**Exercise task:** Return all of the entries word for word, but omit the pictures they contain.

**Records shown:**
- - - - - - -

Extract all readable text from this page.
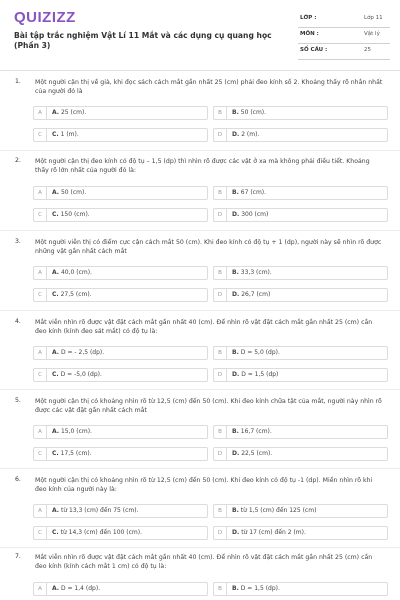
QUIZIZZ
Bài tập trắc nghiệm Vật Lí 11 Mắt và các dụng cụ quang học (Phần 3)
LỚP :	Lớp 11
MÔN :	Vật lý
SỐ CÂU :	25
1. Một người cận thị về già, khi đọc sách cách mắt gần nhất 25 (cm) phải đeo kính số 2. Khoảng thấy rõ nhắn nhất của người đó là
A	A. 25 (cm).	B	B. 50 (cm).
C	C. 1 (m).	D	D. 2 (m).
2. Một người cận thị đeo kính có độ tụ – 1,5 (dp) thì nhìn rõ được các vật ở xa mà không phải điều tiết. Khoảng thấy rõ lớn nhất của người đó là:
A	A. 50 (cm).	B	B. 67 (cm).
C	C. 150 (cm).	D	D. 300 (cm)
3. Một người viễn thị có điểm cực cận cách mắt 50 (cm). Khi đeo kính có độ tụ + 1 (dp), người này sẽ nhìn rõ được những vật gần nhất cách mắt
A	A. 40,0 (cm).	B	B. 33,3 (cm).
C	C. 27,5 (cm).	D	D. 26,7 (cm)
4. Mắt viễn nhìn rõ được vật đặt cách mắt gần nhất 40 (cm). Để nhìn rõ vật đặt cách mắt gần nhất 25 (cm) cần đeo kính (kính đeo sát mắt) có độ tụ là:
A	A. D = - 2,5 (dp).	B	B. D = 5,0 (dp).
C	C. D = -5,0 (dp).	D	D. D = 1,5 (dp)
5. Một người cận thị có khoảng nhìn rõ từ 12,5 (cm) đến 50 (cm). Khi đeo kính chữa tật của mắt, người này nhìn rõ được các vật đặt gần nhất cách mắt
A	A. 15,0 (cm).	B	B. 16,7 (cm).
C	C. 17,5 (cm).	D	D. 22,5 (cm).
6. Một người cận thị có khoảng nhìn rõ từ 12,5 (cm) đến 50 (cm). Khi đeo kính có độ tụ -1 (dp). Miền nhìn rõ khi đeo kính của người này là:
A	A. từ 13,3 (cm) đến 75 (cm).	B	B. từ 1,5 (cm) đến 125 (cm)
C	C. từ 14,3 (cm) đến 100 (cm).	D	D. từ 17 (cm) đến 2 (m).
7. Mắt viễn nhìn rõ được vật đặt cách mắt gần nhất 40 (cm). Để nhìn rõ vật đặt cách mắt gần nhất 25 (cm) cần đeo kính (kính cách mắt 1 cm) có độ tụ là:
A	A. D = 1,4 (dp).	B	B. D = 1,5 (dp).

- - - - - - -

**Exercise answer:**
Extract all readable text from this page.
QUIZIZZ
Bài tập trắc nghiệm Vật Lí 11 Mắt và các dụng cụ quang học (Phần 3)
LỚP :	Lớp 11
MÔN :	Vật lý
SỐ CÂU :	25
1. Một người cận thị về già, khi đọc sách cách mắt gần nhất 25 (cm) phải đeo kính số 2. Khoảng thấy rõ nhắn nhất của người đó là
A	A. 25 (cm).	B	B. 50 (cm).
C	C. 1 (m).	D	D. 2 (m).
2. Một người cận thị đeo kính có độ tụ – 1,5 (dp) thì nhìn rõ được các vật ở xa mà không phải điều tiết. Khoảng thấy rõ lớn nhất của người đó là:
A	A. 50 (cm).	B	B. 67 (cm).
C	C. 150 (cm).	D	D. 300 (cm)
3. Một người viễn thị có điểm cực cận cách mắt 50 (cm). Khi đeo kính có độ tụ + 1 (dp), người này sẽ nhìn rõ được những vật gần nhất cách mắt
A	A. 40,0 (cm).	B	B. 33,3 (cm).
C	C. 27,5 (cm).	D	D. 26,7 (cm)
4. Mắt viễn nhìn rõ được vật đặt cách mắt gần nhất 40 (cm). Để nhìn rõ vật đặt cách mắt gần nhất 25 (cm) cần đeo kính (kính đeo sát mắt) có độ tụ là:
A	A. D = - 2,5 (dp).	B	B. D = 5,0 (dp).
C	C. D = -5,0 (dp).	D	D. D = 1,5 (dp)
5. Một người cận thị có khoảng nhìn rõ từ 12,5 (cm) đến 50 (cm). Khi đeo kính chữa tật của mắt, người này nhìn rõ được các vật đặt gần nhất cách mắt
A	A. 15,0 (cm).	B	B. 16,7 (cm).
C	C. 17,5 (cm).	D	D. 22,5 (cm).
6. Một người cận thị có khoảng nhìn rõ từ 12,5 (cm) đến 50 (cm). Khi đeo kính có độ tụ -1 (dp). Miền nhìn rõ khi đeo kính của người này là:
A	A. từ 13,3 (cm) đến 75 (cm).	B	B. từ 1,5 (cm) đến 125 (cm)
C	C. từ 14,3 (cm) đến 100 (cm).	D	D. từ 17 (cm) đến 2 (m).
7. Mắt viễn nhìn rõ được vật đặt cách mắt gần nhất 40 (cm). Để nhìn rõ vật đặt cách mắt gần nhất 25 (cm) cần đeo kính (kính cách mắt 1 cm) có độ tụ là:
A	A. D = 1,4 (dp).	B	B. D = 1,5 (dp).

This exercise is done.